# Short task
Below are some entries. Copy each line that holds the string "from".
________________
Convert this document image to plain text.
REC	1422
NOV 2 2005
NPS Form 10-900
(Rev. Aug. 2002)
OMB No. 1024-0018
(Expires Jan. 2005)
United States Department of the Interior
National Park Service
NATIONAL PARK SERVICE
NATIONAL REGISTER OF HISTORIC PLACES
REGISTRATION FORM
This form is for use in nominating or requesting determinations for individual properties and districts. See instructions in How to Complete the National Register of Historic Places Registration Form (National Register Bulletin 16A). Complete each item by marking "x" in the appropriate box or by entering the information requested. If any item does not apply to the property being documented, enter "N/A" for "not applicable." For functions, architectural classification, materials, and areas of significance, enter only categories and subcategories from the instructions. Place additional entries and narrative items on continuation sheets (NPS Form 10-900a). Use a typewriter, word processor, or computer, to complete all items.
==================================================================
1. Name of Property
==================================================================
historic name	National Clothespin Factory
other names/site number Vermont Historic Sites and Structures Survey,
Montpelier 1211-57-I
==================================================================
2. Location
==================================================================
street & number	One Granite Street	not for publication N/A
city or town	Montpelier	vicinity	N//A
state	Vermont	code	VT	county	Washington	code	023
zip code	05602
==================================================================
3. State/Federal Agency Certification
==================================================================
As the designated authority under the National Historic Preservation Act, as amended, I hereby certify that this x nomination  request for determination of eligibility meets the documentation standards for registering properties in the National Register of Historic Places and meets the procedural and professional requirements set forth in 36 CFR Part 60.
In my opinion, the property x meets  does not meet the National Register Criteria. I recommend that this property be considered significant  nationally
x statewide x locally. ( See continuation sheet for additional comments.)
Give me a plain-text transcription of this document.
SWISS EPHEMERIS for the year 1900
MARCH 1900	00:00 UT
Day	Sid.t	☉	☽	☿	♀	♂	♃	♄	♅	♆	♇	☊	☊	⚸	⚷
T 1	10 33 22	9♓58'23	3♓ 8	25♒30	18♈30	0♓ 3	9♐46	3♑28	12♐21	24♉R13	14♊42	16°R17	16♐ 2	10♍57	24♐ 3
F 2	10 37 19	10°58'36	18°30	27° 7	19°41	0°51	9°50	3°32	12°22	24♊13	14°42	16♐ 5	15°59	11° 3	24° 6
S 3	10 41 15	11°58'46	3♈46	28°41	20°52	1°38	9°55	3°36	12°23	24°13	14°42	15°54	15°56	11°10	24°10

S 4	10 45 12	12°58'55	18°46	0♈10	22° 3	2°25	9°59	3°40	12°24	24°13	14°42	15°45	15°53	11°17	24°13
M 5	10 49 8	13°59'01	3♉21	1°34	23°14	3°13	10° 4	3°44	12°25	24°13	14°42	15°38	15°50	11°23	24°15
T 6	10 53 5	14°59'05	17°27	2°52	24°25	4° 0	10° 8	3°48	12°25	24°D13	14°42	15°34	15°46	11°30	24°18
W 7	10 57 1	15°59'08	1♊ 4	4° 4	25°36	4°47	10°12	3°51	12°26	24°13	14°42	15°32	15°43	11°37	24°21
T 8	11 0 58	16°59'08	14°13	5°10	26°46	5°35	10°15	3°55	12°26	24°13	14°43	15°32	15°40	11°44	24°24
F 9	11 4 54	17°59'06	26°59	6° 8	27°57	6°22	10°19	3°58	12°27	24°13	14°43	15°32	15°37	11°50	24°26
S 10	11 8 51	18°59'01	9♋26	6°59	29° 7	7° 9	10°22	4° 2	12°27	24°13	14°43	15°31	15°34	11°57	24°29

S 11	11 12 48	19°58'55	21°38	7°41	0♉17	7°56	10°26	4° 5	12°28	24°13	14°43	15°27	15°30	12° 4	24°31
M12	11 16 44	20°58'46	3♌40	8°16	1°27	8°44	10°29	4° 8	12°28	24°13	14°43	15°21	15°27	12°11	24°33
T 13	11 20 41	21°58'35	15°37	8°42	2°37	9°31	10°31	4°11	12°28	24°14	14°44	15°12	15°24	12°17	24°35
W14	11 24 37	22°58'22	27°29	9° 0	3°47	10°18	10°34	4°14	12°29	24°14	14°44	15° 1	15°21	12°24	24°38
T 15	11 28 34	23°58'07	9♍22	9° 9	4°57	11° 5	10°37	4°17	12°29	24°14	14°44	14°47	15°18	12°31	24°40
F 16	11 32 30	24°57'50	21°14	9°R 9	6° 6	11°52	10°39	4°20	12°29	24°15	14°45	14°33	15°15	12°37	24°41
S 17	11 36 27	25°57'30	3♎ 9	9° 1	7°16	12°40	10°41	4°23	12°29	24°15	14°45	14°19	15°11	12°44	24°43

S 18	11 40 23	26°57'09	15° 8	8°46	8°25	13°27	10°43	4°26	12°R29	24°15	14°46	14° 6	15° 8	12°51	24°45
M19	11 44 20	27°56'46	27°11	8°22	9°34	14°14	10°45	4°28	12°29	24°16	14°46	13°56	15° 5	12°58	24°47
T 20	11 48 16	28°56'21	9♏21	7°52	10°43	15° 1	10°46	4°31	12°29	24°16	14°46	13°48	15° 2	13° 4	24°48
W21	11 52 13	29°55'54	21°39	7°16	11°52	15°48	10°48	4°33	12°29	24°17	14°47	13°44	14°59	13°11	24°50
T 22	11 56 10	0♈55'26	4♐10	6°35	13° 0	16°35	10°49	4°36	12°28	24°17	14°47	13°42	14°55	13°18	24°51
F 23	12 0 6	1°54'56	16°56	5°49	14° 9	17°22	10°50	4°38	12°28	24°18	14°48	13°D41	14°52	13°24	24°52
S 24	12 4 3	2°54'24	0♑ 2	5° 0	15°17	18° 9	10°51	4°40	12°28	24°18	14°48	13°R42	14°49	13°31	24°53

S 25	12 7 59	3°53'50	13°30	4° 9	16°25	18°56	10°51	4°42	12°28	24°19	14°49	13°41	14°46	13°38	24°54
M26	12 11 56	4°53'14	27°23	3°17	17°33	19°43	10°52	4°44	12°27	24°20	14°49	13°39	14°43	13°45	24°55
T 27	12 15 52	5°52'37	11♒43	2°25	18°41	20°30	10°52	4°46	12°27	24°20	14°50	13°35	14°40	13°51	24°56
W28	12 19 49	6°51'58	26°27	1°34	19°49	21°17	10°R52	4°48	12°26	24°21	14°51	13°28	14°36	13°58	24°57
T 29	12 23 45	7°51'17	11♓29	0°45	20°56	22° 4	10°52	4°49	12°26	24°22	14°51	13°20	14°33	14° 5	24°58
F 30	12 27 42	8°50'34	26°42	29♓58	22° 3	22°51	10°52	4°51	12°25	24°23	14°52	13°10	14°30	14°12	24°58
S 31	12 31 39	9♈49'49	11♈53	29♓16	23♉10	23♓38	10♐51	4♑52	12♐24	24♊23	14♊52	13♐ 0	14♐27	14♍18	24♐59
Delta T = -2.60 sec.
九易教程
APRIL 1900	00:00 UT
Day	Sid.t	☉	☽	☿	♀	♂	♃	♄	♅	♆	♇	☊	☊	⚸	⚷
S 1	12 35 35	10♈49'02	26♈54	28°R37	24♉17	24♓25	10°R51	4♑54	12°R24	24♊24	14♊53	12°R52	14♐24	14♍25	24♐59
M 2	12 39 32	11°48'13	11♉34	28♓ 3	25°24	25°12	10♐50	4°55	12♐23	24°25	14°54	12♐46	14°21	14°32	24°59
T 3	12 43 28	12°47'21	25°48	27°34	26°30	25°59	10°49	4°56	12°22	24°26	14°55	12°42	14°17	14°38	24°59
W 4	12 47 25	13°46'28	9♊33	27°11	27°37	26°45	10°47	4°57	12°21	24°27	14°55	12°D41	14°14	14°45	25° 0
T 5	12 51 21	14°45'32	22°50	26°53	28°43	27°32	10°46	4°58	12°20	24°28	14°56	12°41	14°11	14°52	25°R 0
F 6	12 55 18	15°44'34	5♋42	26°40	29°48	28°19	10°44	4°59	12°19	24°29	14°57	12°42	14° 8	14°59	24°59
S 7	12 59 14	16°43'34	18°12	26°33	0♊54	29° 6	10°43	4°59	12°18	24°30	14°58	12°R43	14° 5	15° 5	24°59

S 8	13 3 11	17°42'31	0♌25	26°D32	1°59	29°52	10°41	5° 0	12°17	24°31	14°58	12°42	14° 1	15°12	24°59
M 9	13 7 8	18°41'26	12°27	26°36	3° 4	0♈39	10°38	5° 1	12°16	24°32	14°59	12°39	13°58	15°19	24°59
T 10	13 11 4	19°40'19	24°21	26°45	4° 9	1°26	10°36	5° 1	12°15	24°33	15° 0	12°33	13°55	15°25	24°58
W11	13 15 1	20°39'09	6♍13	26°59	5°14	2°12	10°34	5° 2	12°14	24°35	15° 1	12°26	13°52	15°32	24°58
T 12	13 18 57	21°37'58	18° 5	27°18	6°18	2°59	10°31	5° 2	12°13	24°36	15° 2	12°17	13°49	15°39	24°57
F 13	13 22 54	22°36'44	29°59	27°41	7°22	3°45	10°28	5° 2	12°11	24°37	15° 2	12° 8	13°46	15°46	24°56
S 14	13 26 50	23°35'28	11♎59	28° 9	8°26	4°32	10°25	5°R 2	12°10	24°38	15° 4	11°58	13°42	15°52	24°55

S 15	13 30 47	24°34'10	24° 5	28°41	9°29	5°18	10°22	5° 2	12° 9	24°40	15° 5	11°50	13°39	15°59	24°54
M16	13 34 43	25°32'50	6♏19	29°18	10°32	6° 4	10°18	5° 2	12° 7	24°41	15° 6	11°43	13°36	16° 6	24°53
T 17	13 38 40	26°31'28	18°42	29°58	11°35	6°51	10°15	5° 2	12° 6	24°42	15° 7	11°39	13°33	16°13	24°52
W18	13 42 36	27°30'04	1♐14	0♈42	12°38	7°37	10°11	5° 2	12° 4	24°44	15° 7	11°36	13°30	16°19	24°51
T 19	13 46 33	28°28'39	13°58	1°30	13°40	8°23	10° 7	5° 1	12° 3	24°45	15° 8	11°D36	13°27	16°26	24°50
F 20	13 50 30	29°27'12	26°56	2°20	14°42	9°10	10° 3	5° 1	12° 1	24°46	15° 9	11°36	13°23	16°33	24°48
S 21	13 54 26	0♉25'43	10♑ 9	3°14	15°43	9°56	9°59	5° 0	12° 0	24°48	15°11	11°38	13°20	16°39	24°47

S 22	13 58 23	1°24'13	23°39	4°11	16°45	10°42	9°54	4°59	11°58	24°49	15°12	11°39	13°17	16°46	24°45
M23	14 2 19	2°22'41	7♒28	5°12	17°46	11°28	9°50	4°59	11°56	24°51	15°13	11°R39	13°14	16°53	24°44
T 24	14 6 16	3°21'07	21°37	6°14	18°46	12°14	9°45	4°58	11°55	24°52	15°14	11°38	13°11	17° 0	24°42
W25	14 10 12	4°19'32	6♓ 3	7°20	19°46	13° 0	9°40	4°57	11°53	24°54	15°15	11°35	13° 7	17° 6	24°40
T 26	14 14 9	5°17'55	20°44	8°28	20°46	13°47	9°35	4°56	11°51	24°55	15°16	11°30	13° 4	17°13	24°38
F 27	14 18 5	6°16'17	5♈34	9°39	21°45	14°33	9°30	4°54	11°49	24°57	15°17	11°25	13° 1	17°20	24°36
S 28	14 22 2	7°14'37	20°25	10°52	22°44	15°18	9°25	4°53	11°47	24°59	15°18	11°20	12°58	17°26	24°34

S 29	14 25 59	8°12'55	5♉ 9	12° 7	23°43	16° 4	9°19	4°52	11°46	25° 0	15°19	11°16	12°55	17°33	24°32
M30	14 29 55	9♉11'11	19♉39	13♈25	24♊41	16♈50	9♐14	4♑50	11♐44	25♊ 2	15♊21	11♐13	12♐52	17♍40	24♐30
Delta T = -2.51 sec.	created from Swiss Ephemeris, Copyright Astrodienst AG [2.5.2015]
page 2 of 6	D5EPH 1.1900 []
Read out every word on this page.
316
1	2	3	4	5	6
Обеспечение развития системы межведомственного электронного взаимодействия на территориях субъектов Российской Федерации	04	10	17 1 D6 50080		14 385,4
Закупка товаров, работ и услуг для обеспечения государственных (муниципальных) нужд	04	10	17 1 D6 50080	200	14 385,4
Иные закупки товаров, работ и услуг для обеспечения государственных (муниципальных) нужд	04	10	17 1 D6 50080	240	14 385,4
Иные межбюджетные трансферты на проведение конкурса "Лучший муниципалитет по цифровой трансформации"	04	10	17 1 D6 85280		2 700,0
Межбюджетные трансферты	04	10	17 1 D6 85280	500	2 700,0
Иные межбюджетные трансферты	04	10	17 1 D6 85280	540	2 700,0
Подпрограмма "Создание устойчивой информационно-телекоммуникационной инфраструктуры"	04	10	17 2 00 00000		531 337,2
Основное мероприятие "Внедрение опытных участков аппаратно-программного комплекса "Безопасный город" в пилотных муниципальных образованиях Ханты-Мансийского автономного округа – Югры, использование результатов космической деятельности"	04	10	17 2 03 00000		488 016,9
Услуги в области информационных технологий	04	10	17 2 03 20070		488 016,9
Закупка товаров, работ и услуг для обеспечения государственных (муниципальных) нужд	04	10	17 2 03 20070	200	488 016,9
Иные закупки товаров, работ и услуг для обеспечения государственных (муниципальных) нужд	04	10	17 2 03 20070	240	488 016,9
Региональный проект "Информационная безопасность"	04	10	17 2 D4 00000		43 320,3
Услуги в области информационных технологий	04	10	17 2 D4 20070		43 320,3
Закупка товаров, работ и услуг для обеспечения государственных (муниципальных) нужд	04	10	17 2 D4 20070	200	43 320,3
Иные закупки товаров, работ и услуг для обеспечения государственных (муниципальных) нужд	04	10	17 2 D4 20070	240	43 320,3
________________
# In response
This form is for use in nominating or requesting determinations for individual properties and districts. See instructions in How to Complete the National Register of Historic Places Registration Form (National Register Bulletin 16A). Complete each item by marking "x" in the appropriate box or by entering the information requested. If any item does not apply to the property being documented, enter "N/A" for "not applicable." For functions, architectural classification, materials, and areas of significance, enter only categories and subcategories from the instructions. Place additional entries and narrative items on continuation sheets (NPS Form 10-900a). Use a typewriter, word processor, or computer, to complete all items.
Delta T = -2.51 sec.	created from Swiss Ephemeris, Copyright Astrodienst AG [2.5.2015]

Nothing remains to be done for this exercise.